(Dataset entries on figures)
-------------------------

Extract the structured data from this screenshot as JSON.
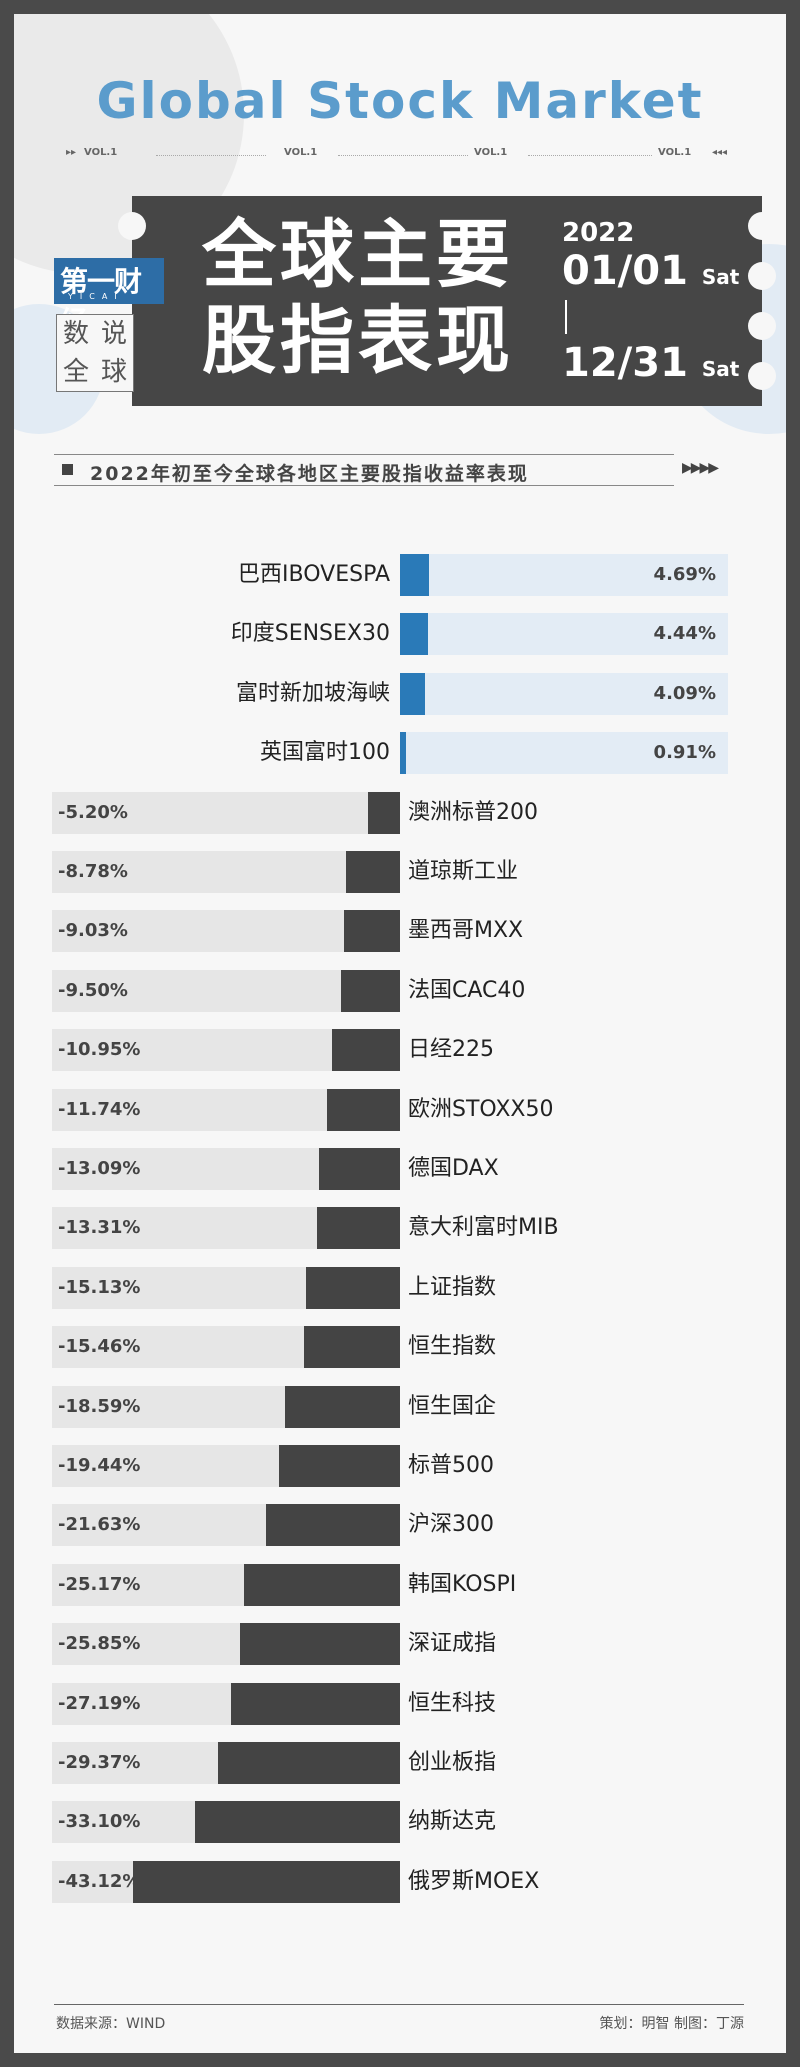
{
  "header": {
    "title": "Global Stock Market",
    "vol_labels": [
      "VOL.1",
      "VOL.1",
      "VOL.1",
      "VOL.1"
    ],
    "logo_main": "第一财经",
    "logo_sub": "YICAI",
    "column_chars": [
      "数",
      "说",
      "全",
      "球"
    ],
    "banner_line1": "全球主要",
    "banner_line2": "股指表现",
    "year": "2022",
    "start_date": "01/01",
    "start_day": "Sat",
    "end_date": "12/31",
    "end_day": "Sat"
  },
  "subtitle": "2022年初至今全球各地区主要股指收益率表现",
  "footer": {
    "source": "数据来源：WIND",
    "credits": "策划：明智  制图：丁源"
  },
  "colors": {
    "positive": "#2a7ab8",
    "positive_bg": "#e3ecf5",
    "negative": "#444444",
    "negative_bg": "#e6e6e6",
    "title": "#5b9ccc"
  },
  "chart_data": {
    "type": "bar",
    "title": "2022年初至今全球各地区主要股指收益率表现",
    "unit": "%",
    "categories": [
      "巴西IBOVESPA",
      "印度SENSEX30",
      "富时新加坡海峡",
      "英国富时100",
      "澳洲标普200",
      "道琼斯工业",
      "墨西哥MXX",
      "法国CAC40",
      "日经225",
      "欧洲STOXX50",
      "德国DAX",
      "意大利富时MIB",
      "上证指数",
      "恒生指数",
      "恒生国企",
      "标普500",
      "沪深300",
      "韩国KOSPI",
      "深证成指",
      "恒生科技",
      "创业板指",
      "纳斯达克",
      "俄罗斯MOEX"
    ],
    "values": [
      4.69,
      4.44,
      4.09,
      0.91,
      -5.2,
      -8.78,
      -9.03,
      -9.5,
      -10.95,
      -11.74,
      -13.09,
      -13.31,
      -15.13,
      -15.46,
      -18.59,
      -19.44,
      -21.63,
      -25.17,
      -25.85,
      -27.19,
      -29.37,
      -33.1,
      -43.12
    ],
    "labels": [
      "4.69%",
      "4.44%",
      "4.09%",
      "0.91%",
      "-5.20%",
      "-8.78%",
      "-9.03%",
      "-9.50%",
      "-10.95%",
      "-11.74%",
      "-13.09%",
      "-13.31%",
      "-15.13%",
      "-15.46%",
      "-18.59%",
      "-19.44%",
      "-21.63%",
      "-25.17%",
      "-25.85%",
      "-27.19%",
      "-29.37%",
      "-33.10%",
      "-43.12%"
    ]
  }
}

-------------------------

■ Problem details: Excluding the pictures, restate the records above word for word.

■ Response:
Extract the structured data from this screenshot as JSON.
{
  "header": {
    "title": "Global Stock Market",
    "vol_labels": [
      "VOL.1",
      "VOL.1",
      "VOL.1",
      "VOL.1"
    ],
    "logo_main": "第一财经",
    "logo_sub": "YICAI",
    "column_chars": [
      "数",
      "说",
      "全",
      "球"
    ],
    "banner_line1": "全球主要",
    "banner_line2": "股指表现",
    "year": "2022",
    "start_date": "01/01",
    "start_day": "Sat",
    "end_date": "12/31",
    "end_day": "Sat"
  },
  "subtitle": "2022年初至今全球各地区主要股指收益率表现",
  "footer": {
    "source": "数据来源：WIND",
    "credits": "策划：明智  制图：丁源"
  },
  "colors": {
    "positive": "#2a7ab8",
    "positive_bg": "#e3ecf5",
    "negative": "#444444",
    "negative_bg": "#e6e6e6",
    "title": "#5b9ccc"
  },
  "chart_data": {
    "type": "bar",
    "title": "2022年初至今全球各地区主要股指收益率表现",
    "unit": "%",
    "categories": [
      "巴西IBOVESPA",
      "印度SENSEX30",
      "富时新加坡海峡",
      "英国富时100",
      "澳洲标普200",
      "道琼斯工业",
      "墨西哥MXX",
      "法国CAC40",
      "日经225",
      "欧洲STOXX50",
      "德国DAX",
      "意大利富时MIB",
      "上证指数",
      "恒生指数",
      "恒生国企",
      "标普500",
      "沪深300",
      "韩国KOSPI",
      "深证成指",
      "恒生科技",
      "创业板指",
      "纳斯达克",
      "俄罗斯MOEX"
    ],
    "values": [
      4.69,
      4.44,
      4.09,
      0.91,
      -5.2,
      -8.78,
      -9.03,
      -9.5,
      -10.95,
      -11.74,
      -13.09,
      -13.31,
      -15.13,
      -15.46,
      -18.59,
      -19.44,
      -21.63,
      -25.17,
      -25.85,
      -27.19,
      -29.37,
      -33.1,
      -43.12
    ],
    "labels": [
      "4.69%",
      "4.44%",
      "4.09%",
      "0.91%",
      "-5.20%",
      "-8.78%",
      "-9.03%",
      "-9.50%",
      "-10.95%",
      "-11.74%",
      "-13.09%",
      "-13.31%",
      "-15.13%",
      "-15.46%",
      "-18.59%",
      "-19.44%",
      "-21.63%",
      "-25.17%",
      "-25.85%",
      "-27.19%",
      "-29.37%",
      "-33.10%",
      "-43.12%"
    ]
  }
}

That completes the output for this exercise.